[START Extracted data]
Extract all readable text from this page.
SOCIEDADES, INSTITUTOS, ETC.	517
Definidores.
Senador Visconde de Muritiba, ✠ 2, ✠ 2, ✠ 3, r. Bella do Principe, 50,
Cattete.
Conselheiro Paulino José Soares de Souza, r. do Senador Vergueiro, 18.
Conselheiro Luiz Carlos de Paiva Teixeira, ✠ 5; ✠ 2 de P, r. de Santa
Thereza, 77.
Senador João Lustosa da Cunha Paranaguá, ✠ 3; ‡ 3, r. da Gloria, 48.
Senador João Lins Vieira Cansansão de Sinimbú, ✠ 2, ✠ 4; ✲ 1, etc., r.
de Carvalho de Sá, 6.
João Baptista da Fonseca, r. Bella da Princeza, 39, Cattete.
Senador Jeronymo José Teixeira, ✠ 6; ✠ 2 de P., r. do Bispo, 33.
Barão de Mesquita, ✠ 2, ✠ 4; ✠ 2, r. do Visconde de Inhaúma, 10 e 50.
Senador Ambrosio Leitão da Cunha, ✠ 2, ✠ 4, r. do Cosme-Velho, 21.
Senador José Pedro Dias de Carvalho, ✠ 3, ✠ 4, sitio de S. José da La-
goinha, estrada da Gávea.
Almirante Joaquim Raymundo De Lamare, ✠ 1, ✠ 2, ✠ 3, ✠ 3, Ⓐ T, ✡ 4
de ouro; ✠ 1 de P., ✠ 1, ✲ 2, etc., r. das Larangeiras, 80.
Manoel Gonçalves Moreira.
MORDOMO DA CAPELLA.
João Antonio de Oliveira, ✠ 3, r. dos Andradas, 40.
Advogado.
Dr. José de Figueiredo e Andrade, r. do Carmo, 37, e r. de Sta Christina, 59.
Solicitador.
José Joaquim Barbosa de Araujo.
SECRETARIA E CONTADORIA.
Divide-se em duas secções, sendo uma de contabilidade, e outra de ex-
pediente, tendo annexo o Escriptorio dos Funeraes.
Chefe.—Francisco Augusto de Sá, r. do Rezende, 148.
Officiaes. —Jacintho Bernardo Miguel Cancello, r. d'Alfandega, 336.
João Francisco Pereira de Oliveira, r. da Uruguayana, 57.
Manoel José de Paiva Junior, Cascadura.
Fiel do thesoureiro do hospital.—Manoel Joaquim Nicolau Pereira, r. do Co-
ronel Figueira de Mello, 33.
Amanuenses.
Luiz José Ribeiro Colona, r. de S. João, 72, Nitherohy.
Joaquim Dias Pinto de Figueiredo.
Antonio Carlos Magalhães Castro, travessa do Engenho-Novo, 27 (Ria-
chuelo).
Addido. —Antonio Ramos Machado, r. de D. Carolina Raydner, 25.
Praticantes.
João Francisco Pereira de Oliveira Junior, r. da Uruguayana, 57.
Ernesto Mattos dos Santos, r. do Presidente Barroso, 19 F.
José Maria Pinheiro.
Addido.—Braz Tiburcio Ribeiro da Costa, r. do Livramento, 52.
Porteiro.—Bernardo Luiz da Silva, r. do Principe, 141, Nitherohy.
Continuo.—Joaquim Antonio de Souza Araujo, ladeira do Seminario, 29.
[END Extracted data]
**Exercise directions:** Nothing in the listing may be changed; retype it all exactly.

**Problem solution:**
Extract all readable text from this page.
SOCIEDADES, INSTITUTOS, ETC.	517
Definidores.
Senador Visconde de Muritiba, ✠ 2, ✠ 2, ✠ 3, r. Bella do Principe, 50,
Cattete.
Conselheiro Paulino José Soares de Souza, r. do Senador Vergueiro, 18.
Conselheiro Luiz Carlos de Paiva Teixeira, ✠ 5; ✠ 2 de P, r. de Santa
Thereza, 77.
Senador João Lustosa da Cunha Paranaguá, ✠ 3; ‡ 3, r. da Gloria, 48.
Senador João Lins Vieira Cansansão de Sinimbú, ✠ 2, ✠ 4; ✲ 1, etc., r.
de Carvalho de Sá, 6.
João Baptista da Fonseca, r. Bella da Princeza, 39, Cattete.
Senador Jeronymo José Teixeira, ✠ 6; ✠ 2 de P., r. do Bispo, 33.
Barão de Mesquita, ✠ 2, ✠ 4; ✠ 2, r. do Visconde de Inhaúma, 10 e 50.
Senador Ambrosio Leitão da Cunha, ✠ 2, ✠ 4, r. do Cosme-Velho, 21.
Senador José Pedro Dias de Carvalho, ✠ 3, ✠ 4, sitio de S. José da La-
goinha, estrada da Gávea.
Almirante Joaquim Raymundo De Lamare, ✠ 1, ✠ 2, ✠ 3, ✠ 3, Ⓐ T, ✡ 4
de ouro; ✠ 1 de P., ✠ 1, ✲ 2, etc., r. das Larangeiras, 80.
Manoel Gonçalves Moreira.
MORDOMO DA CAPELLA.
João Antonio de Oliveira, ✠ 3, r. dos Andradas, 40.
Advogado.
Dr. José de Figueiredo e Andrade, r. do Carmo, 37, e r. de Sta Christina, 59.
Solicitador.
José Joaquim Barbosa de Araujo.
SECRETARIA E CONTADORIA.
Divide-se em duas secções, sendo uma de contabilidade, e outra de ex-
pediente, tendo annexo o Escriptorio dos Funeraes.
Chefe.—Francisco Augusto de Sá, r. do Rezende, 148.
Officiaes. —Jacintho Bernardo Miguel Cancello, r. d'Alfandega, 336.
João Francisco Pereira de Oliveira, r. da Uruguayana, 57.
Manoel José de Paiva Junior, Cascadura.
Fiel do thesoureiro do hospital.—Manoel Joaquim Nicolau Pereira, r. do Co-
ronel Figueira de Mello, 33.
Amanuenses.
Luiz José Ribeiro Colona, r. de S. João, 72, Nitherohy.
Joaquim Dias Pinto de Figueiredo.
Antonio Carlos Magalhães Castro, travessa do Engenho-Novo, 27 (Ria-
chuelo).
Addido. —Antonio Ramos Machado, r. de D. Carolina Raydner, 25.
Praticantes.
João Francisco Pereira de Oliveira Junior, r. da Uruguayana, 57.
Ernesto Mattos dos Santos, r. do Presidente Barroso, 19 F.
José Maria Pinheiro.
Addido.—Braz Tiburcio Ribeiro da Costa, r. do Livramento, 52.
Porteiro.—Bernardo Luiz da Silva, r. do Principe, 141, Nitherohy.
Continuo.—Joaquim Antonio de Souza Araujo, ladeira do Seminario, 29.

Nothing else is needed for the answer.